Work to complete –
Separate out the lines that hold "KESELAMATAN".

Start of Record extracts

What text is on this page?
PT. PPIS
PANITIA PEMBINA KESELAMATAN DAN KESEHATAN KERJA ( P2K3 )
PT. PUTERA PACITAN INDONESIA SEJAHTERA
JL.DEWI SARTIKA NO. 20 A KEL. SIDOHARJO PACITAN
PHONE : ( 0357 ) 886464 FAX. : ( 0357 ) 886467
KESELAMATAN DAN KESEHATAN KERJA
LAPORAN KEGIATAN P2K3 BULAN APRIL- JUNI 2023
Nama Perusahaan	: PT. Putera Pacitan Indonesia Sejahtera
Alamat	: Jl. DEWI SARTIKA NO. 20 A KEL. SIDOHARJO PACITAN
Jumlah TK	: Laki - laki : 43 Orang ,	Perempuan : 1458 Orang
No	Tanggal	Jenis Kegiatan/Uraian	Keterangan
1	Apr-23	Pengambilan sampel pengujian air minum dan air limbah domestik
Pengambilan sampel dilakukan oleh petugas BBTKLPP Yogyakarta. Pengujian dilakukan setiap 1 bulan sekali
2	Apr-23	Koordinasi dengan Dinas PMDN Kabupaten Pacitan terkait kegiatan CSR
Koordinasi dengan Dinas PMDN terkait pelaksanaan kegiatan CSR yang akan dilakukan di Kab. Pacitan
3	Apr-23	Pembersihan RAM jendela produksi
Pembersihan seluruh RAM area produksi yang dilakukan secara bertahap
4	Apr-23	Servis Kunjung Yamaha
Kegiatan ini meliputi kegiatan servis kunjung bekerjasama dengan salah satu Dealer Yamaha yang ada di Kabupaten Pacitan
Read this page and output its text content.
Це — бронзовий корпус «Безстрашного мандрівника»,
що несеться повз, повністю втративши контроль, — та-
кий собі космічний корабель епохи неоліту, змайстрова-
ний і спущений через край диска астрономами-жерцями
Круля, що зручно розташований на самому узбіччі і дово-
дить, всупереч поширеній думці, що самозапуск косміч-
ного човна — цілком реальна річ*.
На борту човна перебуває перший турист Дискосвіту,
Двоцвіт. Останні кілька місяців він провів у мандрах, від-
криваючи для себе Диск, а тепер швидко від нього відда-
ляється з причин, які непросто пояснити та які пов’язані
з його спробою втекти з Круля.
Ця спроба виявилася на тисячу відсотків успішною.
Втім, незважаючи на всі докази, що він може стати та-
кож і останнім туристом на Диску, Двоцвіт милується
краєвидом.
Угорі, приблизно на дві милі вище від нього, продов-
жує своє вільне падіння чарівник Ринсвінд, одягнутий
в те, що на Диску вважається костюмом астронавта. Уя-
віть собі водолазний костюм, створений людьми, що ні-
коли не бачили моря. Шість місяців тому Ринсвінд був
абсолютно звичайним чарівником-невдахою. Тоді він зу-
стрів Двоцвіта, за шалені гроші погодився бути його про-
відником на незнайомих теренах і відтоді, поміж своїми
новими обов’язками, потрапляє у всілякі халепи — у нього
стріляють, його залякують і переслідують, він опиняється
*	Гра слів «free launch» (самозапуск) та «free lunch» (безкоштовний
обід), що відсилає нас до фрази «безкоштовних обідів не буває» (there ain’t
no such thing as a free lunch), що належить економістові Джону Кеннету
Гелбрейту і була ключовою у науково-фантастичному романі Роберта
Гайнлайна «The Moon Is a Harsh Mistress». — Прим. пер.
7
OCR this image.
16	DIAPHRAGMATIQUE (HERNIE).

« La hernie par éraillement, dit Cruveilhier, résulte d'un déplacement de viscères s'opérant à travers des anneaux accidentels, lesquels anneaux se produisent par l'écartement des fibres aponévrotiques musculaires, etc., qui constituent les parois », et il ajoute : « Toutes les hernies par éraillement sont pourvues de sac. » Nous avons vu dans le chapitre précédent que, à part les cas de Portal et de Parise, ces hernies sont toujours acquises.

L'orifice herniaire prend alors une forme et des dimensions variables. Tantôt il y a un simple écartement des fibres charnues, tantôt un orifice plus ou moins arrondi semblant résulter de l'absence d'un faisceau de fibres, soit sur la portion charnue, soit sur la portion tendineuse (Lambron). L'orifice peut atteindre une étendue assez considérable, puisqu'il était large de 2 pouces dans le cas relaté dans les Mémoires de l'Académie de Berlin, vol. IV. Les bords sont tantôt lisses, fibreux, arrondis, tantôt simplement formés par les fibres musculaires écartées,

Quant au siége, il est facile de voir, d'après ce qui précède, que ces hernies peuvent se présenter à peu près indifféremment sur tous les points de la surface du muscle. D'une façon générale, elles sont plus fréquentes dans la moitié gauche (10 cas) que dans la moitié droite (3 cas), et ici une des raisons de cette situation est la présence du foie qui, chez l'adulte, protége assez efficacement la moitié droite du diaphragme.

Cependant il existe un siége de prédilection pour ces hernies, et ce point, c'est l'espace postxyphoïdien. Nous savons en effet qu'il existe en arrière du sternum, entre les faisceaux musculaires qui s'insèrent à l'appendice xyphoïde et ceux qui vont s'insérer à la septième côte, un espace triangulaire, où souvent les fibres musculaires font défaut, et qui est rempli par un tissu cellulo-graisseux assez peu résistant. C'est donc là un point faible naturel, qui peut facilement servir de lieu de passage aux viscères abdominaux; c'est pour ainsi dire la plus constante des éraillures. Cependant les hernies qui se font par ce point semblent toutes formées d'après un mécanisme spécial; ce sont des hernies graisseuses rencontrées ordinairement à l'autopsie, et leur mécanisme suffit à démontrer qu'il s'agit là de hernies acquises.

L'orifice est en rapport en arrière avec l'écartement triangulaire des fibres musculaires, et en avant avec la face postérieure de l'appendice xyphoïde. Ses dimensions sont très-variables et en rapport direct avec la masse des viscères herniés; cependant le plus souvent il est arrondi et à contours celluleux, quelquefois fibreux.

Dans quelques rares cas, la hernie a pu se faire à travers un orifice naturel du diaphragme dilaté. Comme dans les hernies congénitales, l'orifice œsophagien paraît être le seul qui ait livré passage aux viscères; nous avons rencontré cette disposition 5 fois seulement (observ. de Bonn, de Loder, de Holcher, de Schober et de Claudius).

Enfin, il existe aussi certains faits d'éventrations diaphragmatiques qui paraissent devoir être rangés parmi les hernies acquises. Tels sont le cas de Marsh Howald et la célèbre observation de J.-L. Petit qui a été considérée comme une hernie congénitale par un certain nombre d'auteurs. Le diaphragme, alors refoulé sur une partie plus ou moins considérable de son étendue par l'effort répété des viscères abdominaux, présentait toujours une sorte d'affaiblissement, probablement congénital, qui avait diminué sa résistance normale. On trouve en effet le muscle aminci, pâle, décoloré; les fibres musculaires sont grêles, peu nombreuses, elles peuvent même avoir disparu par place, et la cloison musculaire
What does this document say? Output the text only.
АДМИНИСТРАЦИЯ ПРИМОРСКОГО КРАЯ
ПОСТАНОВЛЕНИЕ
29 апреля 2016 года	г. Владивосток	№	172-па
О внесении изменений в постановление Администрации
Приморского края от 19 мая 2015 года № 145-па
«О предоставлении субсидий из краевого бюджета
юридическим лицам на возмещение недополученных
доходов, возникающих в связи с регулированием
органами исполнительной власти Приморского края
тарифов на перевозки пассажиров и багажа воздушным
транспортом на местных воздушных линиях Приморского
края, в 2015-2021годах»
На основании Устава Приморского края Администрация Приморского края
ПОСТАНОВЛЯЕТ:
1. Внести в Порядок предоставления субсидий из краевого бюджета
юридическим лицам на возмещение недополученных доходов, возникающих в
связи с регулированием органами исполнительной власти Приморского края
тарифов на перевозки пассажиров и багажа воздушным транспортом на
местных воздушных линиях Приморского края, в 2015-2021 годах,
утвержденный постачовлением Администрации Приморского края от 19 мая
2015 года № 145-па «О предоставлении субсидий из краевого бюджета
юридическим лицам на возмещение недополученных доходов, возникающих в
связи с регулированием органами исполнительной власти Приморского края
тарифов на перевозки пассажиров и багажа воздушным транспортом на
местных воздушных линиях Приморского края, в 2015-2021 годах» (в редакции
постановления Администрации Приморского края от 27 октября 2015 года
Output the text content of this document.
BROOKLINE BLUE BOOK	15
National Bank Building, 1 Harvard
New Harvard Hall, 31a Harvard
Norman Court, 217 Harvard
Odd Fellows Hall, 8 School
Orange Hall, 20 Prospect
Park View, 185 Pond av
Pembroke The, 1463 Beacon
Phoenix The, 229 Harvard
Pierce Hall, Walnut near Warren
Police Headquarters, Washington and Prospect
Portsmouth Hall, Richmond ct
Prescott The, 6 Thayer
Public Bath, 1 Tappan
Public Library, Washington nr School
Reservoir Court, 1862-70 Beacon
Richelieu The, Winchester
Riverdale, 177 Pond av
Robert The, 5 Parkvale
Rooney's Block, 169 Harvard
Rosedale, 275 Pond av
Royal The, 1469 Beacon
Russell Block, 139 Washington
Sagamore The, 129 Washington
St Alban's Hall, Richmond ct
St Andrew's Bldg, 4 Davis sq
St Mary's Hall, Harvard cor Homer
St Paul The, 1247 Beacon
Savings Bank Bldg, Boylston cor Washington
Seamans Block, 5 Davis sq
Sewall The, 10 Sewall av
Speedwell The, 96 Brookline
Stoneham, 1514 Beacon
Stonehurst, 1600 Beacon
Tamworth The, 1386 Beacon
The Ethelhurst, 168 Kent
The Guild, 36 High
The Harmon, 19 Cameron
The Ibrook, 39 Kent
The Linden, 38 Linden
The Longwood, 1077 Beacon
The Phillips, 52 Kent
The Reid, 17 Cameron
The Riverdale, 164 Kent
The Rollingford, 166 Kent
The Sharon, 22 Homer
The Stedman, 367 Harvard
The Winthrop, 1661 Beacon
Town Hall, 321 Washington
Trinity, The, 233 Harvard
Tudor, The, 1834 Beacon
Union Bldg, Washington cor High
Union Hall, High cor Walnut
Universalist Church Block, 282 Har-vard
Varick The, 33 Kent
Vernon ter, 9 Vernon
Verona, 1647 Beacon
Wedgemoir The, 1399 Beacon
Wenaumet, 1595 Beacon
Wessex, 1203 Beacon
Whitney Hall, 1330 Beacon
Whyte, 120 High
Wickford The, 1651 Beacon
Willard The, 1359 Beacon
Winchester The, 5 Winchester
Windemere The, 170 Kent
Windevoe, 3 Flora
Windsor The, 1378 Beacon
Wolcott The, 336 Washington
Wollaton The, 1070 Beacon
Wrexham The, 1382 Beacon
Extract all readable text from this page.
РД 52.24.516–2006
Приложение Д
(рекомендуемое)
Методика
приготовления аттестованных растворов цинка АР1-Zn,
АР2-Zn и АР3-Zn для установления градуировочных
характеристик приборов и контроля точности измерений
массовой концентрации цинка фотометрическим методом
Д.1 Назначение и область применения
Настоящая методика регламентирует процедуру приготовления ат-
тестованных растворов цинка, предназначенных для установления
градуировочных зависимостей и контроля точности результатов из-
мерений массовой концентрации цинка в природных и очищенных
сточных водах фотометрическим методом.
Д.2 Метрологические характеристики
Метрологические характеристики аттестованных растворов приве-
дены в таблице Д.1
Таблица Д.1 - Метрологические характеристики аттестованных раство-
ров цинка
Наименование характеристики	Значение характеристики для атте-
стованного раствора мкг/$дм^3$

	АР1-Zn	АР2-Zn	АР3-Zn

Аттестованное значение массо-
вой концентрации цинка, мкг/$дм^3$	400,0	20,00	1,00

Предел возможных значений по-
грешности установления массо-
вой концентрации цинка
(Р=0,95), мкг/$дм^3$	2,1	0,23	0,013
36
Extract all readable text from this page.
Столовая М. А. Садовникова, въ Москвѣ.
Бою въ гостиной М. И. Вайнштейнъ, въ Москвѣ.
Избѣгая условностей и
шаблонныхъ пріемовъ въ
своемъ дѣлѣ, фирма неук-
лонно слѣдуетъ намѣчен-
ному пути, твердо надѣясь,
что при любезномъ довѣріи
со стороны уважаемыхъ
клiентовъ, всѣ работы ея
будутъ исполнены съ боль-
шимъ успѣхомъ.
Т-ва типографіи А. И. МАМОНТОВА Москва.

End of Record extracts

Final result –
PANITIA PEMBINA KESELAMATAN DAN KESEHATAN KERJA ( P2K3 )
KESELAMATAN DAN KESEHATAN KERJA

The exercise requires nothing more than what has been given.